### Challenge
Copy out all lines where "close" appears.

(Records from a data collection)
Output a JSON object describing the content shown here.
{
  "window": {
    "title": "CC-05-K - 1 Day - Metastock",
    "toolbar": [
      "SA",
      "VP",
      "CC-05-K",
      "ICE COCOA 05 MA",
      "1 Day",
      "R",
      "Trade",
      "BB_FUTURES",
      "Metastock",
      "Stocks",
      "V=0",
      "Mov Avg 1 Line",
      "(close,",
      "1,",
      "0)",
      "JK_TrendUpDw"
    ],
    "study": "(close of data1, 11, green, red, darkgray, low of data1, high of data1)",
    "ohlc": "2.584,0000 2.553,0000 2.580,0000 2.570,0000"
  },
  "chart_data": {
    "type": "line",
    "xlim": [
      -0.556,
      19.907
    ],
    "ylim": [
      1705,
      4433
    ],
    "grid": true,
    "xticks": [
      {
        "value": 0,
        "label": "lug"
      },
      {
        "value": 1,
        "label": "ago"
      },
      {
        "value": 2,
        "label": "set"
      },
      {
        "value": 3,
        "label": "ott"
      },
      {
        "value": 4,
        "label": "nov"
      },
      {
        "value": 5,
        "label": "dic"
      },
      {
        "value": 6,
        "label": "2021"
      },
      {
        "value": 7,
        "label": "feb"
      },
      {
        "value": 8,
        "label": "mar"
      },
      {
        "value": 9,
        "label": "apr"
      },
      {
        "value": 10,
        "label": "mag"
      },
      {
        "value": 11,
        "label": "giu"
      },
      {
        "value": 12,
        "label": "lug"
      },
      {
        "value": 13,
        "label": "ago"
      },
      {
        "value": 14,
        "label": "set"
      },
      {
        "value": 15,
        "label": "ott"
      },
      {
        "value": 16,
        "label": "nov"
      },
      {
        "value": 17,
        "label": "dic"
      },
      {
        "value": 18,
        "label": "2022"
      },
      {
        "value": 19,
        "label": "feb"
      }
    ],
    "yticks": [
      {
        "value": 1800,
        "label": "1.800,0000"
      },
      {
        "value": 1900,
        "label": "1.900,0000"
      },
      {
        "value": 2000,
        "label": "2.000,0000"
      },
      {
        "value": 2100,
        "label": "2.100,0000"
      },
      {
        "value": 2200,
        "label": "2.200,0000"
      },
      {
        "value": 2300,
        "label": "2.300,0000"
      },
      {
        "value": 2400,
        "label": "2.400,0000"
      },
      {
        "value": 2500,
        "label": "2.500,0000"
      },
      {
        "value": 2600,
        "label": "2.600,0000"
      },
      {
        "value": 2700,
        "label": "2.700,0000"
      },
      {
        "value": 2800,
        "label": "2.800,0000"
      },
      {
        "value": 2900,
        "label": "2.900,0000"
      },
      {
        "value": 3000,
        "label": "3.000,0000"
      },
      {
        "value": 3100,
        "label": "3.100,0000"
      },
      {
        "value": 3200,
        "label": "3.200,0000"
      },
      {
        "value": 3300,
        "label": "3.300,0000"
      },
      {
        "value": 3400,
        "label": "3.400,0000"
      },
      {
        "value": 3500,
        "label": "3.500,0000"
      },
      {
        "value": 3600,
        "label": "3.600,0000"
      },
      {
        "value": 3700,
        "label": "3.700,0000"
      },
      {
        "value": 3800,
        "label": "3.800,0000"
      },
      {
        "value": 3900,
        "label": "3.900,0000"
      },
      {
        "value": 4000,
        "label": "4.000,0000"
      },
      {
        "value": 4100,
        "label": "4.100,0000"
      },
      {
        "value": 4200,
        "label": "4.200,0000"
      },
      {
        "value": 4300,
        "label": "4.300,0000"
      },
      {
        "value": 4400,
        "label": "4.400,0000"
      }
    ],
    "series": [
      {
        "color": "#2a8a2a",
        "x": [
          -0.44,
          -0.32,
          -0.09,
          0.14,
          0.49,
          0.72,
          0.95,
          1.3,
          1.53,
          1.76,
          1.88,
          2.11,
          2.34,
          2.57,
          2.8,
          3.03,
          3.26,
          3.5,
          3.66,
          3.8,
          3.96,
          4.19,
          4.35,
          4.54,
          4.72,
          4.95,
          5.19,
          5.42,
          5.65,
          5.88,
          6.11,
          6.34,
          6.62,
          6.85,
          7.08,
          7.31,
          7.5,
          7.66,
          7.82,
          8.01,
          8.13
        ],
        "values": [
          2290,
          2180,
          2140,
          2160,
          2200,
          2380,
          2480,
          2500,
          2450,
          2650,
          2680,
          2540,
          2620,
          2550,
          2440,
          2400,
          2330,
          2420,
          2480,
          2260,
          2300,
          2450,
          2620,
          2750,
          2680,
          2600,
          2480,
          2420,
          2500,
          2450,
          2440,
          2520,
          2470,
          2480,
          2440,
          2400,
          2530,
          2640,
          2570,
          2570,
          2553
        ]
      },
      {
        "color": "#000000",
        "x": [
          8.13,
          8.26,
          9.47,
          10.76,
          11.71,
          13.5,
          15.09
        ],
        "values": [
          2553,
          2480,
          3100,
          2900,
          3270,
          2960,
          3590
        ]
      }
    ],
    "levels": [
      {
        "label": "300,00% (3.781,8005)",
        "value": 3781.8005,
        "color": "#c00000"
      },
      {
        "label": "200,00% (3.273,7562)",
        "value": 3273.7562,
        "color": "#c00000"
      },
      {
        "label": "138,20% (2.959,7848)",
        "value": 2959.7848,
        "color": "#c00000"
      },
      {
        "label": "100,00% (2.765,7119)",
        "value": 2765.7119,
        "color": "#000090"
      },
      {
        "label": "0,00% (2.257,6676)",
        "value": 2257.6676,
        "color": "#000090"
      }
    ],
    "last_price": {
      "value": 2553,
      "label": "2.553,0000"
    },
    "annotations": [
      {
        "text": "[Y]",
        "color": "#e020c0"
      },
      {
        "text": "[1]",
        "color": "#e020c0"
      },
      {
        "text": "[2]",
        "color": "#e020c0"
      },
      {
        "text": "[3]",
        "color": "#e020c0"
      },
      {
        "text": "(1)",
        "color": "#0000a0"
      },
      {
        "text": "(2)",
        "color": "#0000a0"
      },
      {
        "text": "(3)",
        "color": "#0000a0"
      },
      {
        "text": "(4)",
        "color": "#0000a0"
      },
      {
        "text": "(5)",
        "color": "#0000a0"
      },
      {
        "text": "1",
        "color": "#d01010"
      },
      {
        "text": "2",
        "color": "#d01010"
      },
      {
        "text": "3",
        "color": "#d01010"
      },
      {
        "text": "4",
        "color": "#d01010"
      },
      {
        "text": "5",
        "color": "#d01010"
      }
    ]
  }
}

### Exercise result
      "(close,",
    "study": "(close of data1, 11, green, red, darkgray, low of data1, high of data1)",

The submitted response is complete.